→ **REQUIRED TASK**
Report all lines holding "grid".

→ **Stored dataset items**

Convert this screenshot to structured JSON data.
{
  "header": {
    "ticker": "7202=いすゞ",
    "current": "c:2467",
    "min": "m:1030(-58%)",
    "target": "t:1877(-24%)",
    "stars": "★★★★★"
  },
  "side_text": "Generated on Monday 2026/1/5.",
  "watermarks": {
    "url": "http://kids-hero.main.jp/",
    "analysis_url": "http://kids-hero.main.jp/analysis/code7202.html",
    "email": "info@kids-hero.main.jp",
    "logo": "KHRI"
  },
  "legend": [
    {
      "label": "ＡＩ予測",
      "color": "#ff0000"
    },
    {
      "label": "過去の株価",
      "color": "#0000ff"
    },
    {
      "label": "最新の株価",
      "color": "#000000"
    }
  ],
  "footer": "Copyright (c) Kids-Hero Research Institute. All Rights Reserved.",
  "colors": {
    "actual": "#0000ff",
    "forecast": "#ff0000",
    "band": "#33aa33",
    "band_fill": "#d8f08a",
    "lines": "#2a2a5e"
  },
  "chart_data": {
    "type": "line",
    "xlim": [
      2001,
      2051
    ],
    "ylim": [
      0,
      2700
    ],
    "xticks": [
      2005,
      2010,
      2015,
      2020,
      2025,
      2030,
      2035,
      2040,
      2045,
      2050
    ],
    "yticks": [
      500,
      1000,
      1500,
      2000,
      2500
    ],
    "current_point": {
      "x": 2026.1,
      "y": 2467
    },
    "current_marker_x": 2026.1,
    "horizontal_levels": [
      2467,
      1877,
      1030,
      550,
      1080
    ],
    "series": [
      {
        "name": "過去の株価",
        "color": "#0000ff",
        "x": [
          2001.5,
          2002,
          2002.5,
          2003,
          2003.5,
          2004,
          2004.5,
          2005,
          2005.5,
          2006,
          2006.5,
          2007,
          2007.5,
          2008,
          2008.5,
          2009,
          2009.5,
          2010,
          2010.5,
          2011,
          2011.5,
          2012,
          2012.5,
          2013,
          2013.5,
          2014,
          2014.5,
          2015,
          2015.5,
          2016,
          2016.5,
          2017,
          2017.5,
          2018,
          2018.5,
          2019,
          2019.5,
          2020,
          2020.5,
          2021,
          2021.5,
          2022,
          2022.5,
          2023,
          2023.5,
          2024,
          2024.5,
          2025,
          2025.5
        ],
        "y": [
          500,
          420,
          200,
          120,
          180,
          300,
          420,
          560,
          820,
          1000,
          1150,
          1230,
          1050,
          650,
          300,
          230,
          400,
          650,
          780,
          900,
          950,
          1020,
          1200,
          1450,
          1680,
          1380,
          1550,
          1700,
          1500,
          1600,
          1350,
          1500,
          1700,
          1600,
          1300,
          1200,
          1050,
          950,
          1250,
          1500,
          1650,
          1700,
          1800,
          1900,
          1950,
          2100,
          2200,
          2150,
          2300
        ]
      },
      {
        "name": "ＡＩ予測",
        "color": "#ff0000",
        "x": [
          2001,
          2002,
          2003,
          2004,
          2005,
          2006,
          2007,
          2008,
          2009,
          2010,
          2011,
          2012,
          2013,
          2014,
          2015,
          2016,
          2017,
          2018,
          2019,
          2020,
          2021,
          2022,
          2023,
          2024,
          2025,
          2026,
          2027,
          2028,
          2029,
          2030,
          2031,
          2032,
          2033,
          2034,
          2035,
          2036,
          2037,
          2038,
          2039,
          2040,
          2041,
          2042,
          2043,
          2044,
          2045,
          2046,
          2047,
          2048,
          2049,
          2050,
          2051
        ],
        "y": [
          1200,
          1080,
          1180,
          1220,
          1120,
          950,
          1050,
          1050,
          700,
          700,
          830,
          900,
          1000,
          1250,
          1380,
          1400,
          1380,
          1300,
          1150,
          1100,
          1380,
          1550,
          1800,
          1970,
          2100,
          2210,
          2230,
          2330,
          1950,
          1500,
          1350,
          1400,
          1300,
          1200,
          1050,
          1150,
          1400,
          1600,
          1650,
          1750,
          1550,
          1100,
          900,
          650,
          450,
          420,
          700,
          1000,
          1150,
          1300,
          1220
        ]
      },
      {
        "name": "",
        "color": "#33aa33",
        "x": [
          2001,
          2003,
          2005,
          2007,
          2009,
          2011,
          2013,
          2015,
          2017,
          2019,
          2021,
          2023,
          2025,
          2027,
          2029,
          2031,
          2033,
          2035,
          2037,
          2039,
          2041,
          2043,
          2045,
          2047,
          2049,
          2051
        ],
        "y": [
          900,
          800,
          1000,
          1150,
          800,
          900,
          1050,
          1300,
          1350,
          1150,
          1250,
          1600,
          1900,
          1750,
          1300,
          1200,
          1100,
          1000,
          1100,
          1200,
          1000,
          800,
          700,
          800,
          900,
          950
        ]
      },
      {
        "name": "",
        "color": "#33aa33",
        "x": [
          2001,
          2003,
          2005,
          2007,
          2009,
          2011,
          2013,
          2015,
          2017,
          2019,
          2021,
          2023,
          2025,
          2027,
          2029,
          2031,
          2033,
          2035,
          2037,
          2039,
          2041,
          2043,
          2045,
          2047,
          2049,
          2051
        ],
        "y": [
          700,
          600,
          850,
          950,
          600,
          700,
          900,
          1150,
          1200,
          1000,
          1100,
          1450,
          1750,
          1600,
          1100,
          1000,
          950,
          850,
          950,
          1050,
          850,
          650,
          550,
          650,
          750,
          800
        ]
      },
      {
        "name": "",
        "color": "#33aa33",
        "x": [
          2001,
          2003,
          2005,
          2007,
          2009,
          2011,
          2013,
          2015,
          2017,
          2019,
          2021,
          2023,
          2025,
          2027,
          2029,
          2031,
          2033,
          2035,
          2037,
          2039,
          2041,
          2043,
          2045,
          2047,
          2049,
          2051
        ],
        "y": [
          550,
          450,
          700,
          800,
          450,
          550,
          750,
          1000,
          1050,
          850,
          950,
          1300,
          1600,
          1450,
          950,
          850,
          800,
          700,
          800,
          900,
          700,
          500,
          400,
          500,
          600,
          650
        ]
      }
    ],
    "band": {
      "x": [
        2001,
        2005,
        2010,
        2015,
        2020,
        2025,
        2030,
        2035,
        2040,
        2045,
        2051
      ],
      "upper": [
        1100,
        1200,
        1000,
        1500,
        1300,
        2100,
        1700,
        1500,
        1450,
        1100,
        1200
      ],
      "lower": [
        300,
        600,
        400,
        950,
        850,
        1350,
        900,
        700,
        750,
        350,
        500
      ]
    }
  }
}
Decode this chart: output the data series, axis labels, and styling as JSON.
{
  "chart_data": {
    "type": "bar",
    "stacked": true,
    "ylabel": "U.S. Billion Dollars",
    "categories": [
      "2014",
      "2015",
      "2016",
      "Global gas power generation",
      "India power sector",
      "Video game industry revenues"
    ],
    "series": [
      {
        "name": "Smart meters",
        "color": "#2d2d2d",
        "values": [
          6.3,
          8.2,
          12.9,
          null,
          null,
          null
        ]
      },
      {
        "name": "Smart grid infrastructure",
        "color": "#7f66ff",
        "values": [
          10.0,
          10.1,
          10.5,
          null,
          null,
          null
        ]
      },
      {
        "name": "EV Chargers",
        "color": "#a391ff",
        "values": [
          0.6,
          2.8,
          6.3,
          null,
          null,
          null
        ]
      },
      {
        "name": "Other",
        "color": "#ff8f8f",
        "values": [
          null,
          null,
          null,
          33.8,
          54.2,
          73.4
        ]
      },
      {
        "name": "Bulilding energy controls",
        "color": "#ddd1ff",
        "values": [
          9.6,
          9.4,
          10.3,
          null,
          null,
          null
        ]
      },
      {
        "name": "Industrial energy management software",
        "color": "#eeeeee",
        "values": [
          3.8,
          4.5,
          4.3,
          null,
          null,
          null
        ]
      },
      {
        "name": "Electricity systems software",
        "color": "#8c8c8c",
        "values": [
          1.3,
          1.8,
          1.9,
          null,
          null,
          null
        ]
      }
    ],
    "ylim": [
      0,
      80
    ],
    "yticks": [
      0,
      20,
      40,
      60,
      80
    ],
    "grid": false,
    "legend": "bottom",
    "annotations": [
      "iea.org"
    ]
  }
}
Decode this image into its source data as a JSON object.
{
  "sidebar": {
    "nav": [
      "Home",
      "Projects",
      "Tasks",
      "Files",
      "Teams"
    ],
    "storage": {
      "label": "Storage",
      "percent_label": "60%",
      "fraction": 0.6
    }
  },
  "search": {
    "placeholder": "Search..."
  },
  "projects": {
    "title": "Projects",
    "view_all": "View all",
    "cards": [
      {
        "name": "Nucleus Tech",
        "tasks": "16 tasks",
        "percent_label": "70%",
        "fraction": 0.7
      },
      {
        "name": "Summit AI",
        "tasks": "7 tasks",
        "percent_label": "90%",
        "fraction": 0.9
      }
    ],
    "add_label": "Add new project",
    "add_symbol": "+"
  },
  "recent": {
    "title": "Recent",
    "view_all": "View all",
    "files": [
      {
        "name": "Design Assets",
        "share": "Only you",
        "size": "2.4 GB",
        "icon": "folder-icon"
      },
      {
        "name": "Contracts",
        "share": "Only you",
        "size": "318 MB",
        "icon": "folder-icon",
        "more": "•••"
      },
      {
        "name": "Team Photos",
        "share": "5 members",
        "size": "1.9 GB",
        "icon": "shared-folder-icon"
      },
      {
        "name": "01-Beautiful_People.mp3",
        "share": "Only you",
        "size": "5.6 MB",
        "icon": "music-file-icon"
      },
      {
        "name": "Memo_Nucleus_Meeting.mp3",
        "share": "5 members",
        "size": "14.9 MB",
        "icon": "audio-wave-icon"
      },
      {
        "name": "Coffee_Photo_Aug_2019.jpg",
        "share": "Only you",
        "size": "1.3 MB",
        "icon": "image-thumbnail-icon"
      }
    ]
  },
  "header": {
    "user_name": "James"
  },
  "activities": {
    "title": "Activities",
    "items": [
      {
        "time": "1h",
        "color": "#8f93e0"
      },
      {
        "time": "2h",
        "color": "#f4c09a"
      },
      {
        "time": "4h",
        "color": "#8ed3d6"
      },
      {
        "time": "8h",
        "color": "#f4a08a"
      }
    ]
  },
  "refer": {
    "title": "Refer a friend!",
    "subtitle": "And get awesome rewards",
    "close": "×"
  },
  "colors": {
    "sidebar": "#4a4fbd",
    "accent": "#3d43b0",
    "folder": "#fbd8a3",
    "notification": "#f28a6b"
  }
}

→ **ANSWER TO THIS PROBLEM**
        "name": "Smart grid infrastructure",
    "grid": false,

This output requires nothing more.